### PROBLEM TO WORK ON
Return each of the entries below verbatim, line for line, and omit the pictures from your answer.

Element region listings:

━━━━━━━━━━━━━━━━━━━━

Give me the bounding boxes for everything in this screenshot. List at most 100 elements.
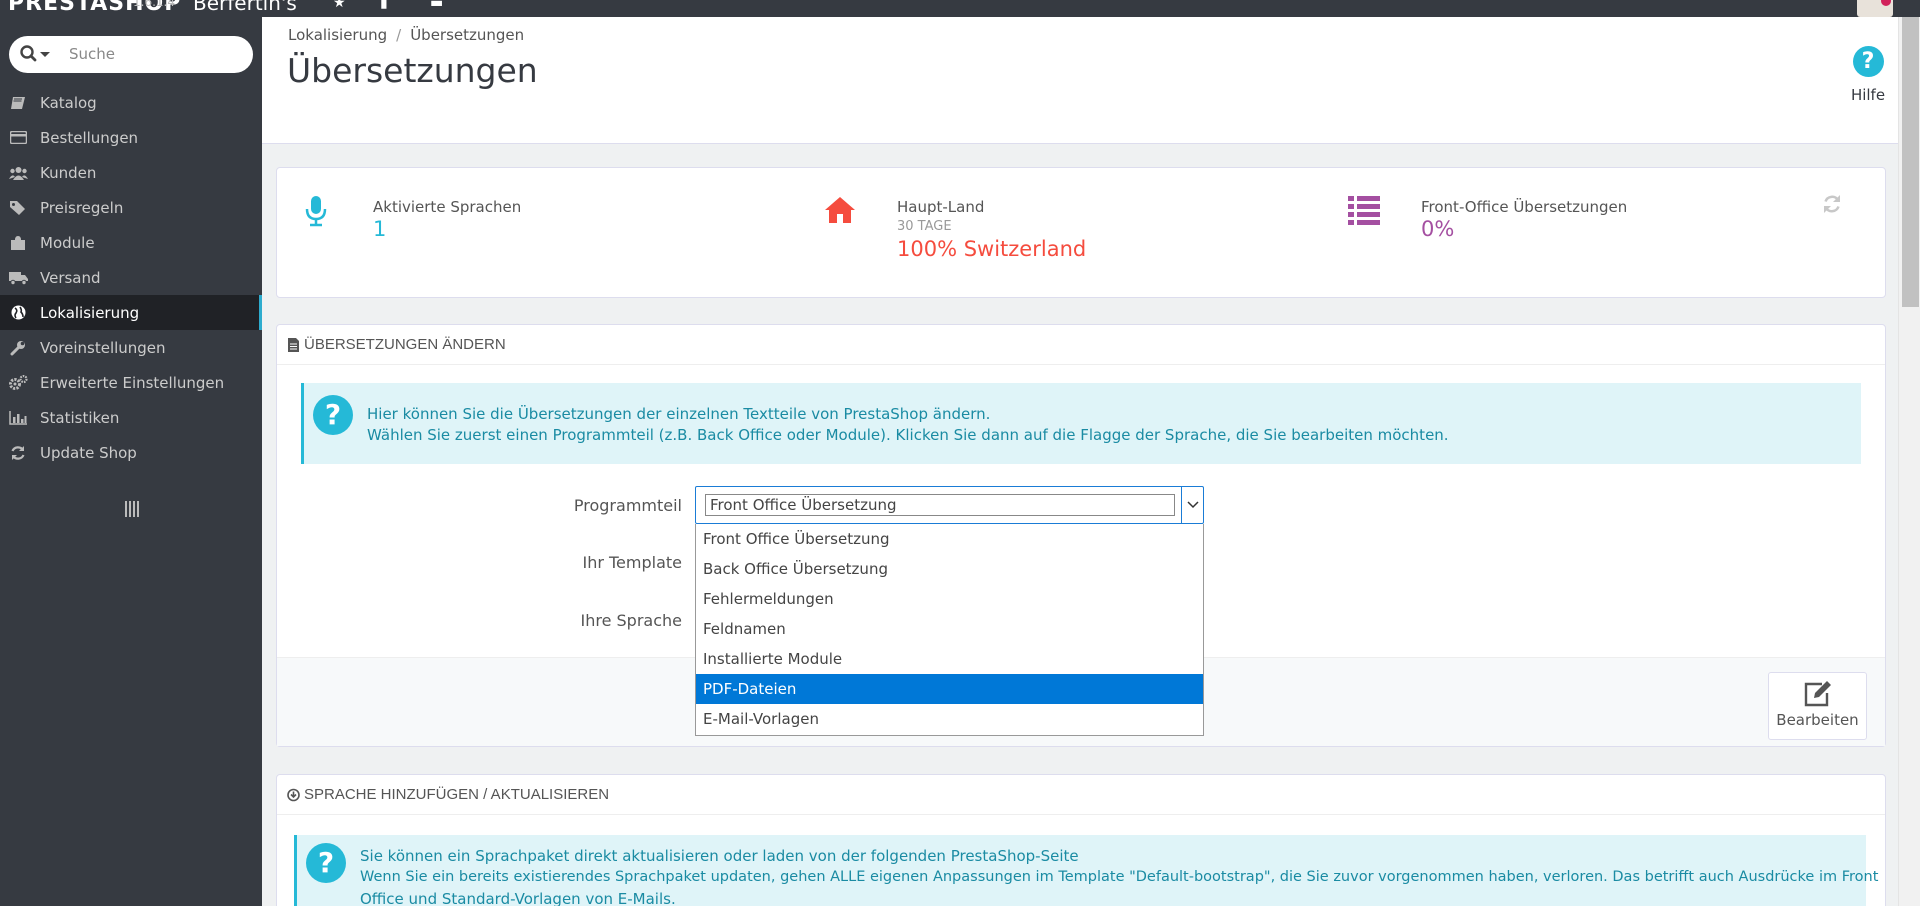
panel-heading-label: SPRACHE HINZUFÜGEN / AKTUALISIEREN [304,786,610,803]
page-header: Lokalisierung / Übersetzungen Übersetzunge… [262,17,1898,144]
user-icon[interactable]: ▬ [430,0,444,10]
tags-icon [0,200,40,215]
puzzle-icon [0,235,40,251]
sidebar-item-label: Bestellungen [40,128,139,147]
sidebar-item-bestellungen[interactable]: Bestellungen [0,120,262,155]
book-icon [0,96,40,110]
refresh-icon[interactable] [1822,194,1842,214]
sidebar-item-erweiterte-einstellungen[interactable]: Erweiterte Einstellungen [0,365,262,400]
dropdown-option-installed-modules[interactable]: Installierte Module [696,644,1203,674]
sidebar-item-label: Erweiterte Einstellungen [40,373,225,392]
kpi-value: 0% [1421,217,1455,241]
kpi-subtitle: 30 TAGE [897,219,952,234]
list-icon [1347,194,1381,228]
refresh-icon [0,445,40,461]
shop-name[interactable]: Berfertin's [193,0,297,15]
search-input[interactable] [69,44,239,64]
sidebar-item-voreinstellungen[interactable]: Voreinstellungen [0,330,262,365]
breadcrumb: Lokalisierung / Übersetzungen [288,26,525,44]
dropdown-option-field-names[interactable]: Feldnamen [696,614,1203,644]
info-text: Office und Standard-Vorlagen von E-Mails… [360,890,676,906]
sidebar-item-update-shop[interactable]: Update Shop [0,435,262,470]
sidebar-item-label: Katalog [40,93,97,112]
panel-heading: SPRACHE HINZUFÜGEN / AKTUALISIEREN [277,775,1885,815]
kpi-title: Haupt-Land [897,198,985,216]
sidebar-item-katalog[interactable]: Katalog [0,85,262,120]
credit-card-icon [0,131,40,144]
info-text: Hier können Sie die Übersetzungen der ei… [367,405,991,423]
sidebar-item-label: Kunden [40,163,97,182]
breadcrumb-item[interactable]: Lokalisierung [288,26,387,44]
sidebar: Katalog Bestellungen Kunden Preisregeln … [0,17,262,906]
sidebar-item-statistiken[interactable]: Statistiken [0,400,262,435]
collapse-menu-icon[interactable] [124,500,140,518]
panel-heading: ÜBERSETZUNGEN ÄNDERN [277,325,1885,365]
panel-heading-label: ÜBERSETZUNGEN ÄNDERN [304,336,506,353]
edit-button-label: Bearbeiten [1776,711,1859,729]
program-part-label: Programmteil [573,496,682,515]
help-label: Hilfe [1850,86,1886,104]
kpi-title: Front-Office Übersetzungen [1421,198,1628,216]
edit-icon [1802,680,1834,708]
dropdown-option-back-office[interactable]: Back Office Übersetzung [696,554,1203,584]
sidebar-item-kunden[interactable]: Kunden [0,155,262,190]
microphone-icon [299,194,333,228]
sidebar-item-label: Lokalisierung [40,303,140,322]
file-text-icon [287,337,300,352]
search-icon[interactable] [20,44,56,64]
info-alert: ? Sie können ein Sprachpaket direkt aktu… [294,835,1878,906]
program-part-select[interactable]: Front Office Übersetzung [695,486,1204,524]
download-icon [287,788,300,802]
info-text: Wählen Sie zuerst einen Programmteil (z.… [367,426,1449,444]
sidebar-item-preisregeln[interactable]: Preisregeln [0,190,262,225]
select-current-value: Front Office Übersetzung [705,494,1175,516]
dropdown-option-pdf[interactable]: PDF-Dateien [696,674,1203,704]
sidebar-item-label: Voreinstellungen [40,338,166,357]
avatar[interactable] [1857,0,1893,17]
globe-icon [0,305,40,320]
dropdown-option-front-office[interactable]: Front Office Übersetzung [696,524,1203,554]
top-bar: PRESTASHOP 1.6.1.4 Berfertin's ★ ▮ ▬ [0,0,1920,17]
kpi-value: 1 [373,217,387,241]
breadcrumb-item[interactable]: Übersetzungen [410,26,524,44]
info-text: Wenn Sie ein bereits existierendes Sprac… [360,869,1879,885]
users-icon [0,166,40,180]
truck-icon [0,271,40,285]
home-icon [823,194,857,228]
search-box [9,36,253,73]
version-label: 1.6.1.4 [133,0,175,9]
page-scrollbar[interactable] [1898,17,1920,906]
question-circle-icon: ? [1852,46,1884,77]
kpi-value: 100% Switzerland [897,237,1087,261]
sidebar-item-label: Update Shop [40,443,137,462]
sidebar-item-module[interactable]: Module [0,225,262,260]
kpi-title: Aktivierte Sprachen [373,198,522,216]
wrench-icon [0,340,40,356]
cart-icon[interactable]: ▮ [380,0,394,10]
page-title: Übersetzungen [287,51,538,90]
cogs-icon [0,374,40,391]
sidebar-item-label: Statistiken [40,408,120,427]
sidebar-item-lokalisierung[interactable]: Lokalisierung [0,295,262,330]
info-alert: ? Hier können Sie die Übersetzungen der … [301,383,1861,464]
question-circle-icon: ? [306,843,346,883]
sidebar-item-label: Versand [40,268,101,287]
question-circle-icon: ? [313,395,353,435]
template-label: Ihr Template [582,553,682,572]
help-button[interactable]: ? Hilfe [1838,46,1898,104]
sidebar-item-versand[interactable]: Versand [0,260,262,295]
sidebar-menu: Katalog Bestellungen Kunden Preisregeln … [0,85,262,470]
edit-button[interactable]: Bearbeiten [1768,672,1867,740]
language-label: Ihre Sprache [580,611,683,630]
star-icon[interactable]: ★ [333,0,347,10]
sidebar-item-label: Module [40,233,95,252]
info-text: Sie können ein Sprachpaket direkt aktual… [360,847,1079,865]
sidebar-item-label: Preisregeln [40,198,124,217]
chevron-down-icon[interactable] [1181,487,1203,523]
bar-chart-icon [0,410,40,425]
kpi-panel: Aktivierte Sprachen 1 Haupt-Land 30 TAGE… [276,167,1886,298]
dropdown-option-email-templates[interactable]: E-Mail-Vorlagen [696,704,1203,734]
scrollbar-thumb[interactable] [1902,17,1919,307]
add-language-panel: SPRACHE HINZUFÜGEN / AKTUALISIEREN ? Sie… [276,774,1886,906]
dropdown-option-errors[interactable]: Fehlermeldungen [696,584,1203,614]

━━━━━━━━━━━━━━━━━━━━

### SOLUTION TO THIS TASK
Give me the bounding boxes for everything in this screenshot. List at most 100 elements.
panel-heading-label: SPRACHE HINZUFÜGEN / AKTUALISIEREN [304,786,610,803]
page-header: Lokalisierung / Übersetzungen Übersetzunge… [262,17,1898,144]
user-icon[interactable]: ▬ [430,0,444,10]
tags-icon [0,200,40,215]
puzzle-icon [0,235,40,251]
sidebar-item-label: Bestellungen [40,128,139,147]
sidebar-item-bestellungen[interactable]: Bestellungen [0,120,262,155]
book-icon [0,96,40,110]
refresh-icon[interactable] [1822,194,1842,214]
sidebar-item-erweiterte-einstellungen[interactable]: Erweiterte Einstellungen [0,365,262,400]
dropdown-option-installed-modules[interactable]: Installierte Module [696,644,1203,674]
sidebar-item-label: Erweiterte Einstellungen [40,373,225,392]
kpi-value: 0% [1421,217,1455,241]
kpi-subtitle: 30 TAGE [897,219,952,234]
list-icon [1347,194,1381,228]
refresh-icon [0,445,40,461]
shop-name[interactable]: Berfertin's [193,0,297,15]
search-input[interactable] [69,44,239,64]
sidebar-item-voreinstellungen[interactable]: Voreinstellungen [0,330,262,365]
breadcrumb: Lokalisierung / Übersetzungen [288,26,525,44]
dropdown-option-field-names[interactable]: Feldnamen [696,614,1203,644]
info-text: Office und Standard-Vorlagen von E-Mails… [360,890,676,906]
sidebar-item-update-shop[interactable]: Update Shop [0,435,262,470]
sidebar-item-label: Katalog [40,93,97,112]
panel-heading: SPRACHE HINZUFÜGEN / AKTUALISIEREN [277,775,1885,815]
kpi-title: Haupt-Land [897,198,985,216]
sidebar-item-katalog[interactable]: Katalog [0,85,262,120]
credit-card-icon [0,131,40,144]
info-text: Hier können Sie die Übersetzungen der ei… [367,405,991,423]
sidebar-item-label: Kunden [40,163,97,182]
breadcrumb-item[interactable]: Lokalisierung [288,26,387,44]
sidebar: Katalog Bestellungen Kunden Preisregeln … [0,17,262,906]
sidebar-item-statistiken[interactable]: Statistiken [0,400,262,435]
collapse-menu-icon[interactable] [124,500,140,518]
panel-heading: ÜBERSETZUNGEN ÄNDERN [277,325,1885,365]
panel-heading-label: ÜBERSETZUNGEN ÄNDERN [304,336,506,353]
edit-button-label: Bearbeiten [1776,711,1859,729]
program-part-label: Programmteil [573,496,682,515]
help-label: Hilfe [1850,86,1886,104]
kpi-title: Front-Office Übersetzungen [1421,198,1628,216]
edit-icon [1802,680,1834,708]
dropdown-option-back-office[interactable]: Back Office Übersetzung [696,554,1203,584]
sidebar-item-kunden[interactable]: Kunden [0,155,262,190]
microphone-icon [299,194,333,228]
sidebar-item-label: Lokalisierung [40,303,140,322]
file-text-icon [287,337,300,352]
search-icon[interactable] [20,44,56,64]
info-alert: ? Sie können ein Sprachpaket direkt aktu… [294,835,1878,906]
program-part-select[interactable]: Front Office Übersetzung [695,486,1204,524]
download-icon [287,788,300,802]
info-text: Wählen Sie zuerst einen Programmteil (z.… [367,426,1449,444]
sidebar-item-preisregeln[interactable]: Preisregeln [0,190,262,225]
select-current-value: Front Office Übersetzung [705,494,1175,516]
dropdown-option-pdf[interactable]: PDF-Dateien [696,674,1203,704]
sidebar-item-label: Voreinstellungen [40,338,166,357]
avatar[interactable] [1857,0,1893,17]
globe-icon [0,305,40,320]
dropdown-option-front-office[interactable]: Front Office Übersetzung [696,524,1203,554]
top-bar: PRESTASHOP 1.6.1.4 Berfertin's ★ ▮ ▬ [0,0,1920,17]
kpi-value: 1 [373,217,387,241]
breadcrumb-item[interactable]: Übersetzungen [410,26,524,44]
info-text: Wenn Sie ein bereits existierendes Sprac… [360,869,1879,885]
users-icon [0,166,40,180]
truck-icon [0,271,40,285]
home-icon [823,194,857,228]
search-box [9,36,253,73]
version-label: 1.6.1.4 [133,0,175,9]
page-scrollbar[interactable] [1898,17,1920,906]
question-circle-icon: ? [1852,46,1884,77]
kpi-value: 100% Switzerland [897,237,1087,261]
sidebar-item-label: Update Shop [40,443,137,462]
sidebar-item-module[interactable]: Module [0,225,262,260]
kpi-title: Aktivierte Sprachen [373,198,522,216]
wrench-icon [0,340,40,356]
cart-icon[interactable]: ▮ [380,0,394,10]
page-title: Übersetzungen [287,51,538,90]
cogs-icon [0,374,40,391]
sidebar-item-label: Statistiken [40,408,120,427]
sidebar-item-lokalisierung[interactable]: Lokalisierung [0,295,262,330]
info-alert: ? Hier können Sie die Übersetzungen der … [301,383,1861,464]
question-circle-icon: ? [306,843,346,883]
sidebar-item-label: Versand [40,268,101,287]
question-circle-icon: ? [313,395,353,435]
template-label: Ihr Template [582,553,682,572]
help-button[interactable]: ? Hilfe [1838,46,1898,104]
sidebar-item-versand[interactable]: Versand [0,260,262,295]
sidebar-menu: Katalog Bestellungen Kunden Preisregeln … [0,85,262,470]
edit-button[interactable]: Bearbeiten [1768,672,1867,740]
language-label: Ihre Sprache [580,611,683,630]
star-icon[interactable]: ★ [333,0,347,10]
sidebar-item-label: Module [40,233,95,252]
info-text: Sie können ein Sprachpaket direkt aktual… [360,847,1079,865]
sidebar-item-label: Preisregeln [40,198,124,217]
chevron-down-icon[interactable] [1181,487,1203,523]
bar-chart-icon [0,410,40,425]
kpi-panel: Aktivierte Sprachen 1 Haupt-Land 30 TAGE… [276,167,1886,298]
dropdown-option-email-templates[interactable]: E-Mail-Vorlagen [696,704,1203,734]
scrollbar-thumb[interactable] [1902,17,1919,307]
add-language-panel: SPRACHE HINZUFÜGEN / AKTUALISIEREN ? Sie… [276,774,1886,906]
dropdown-option-errors[interactable]: Fehlermeldungen [696,584,1203,614]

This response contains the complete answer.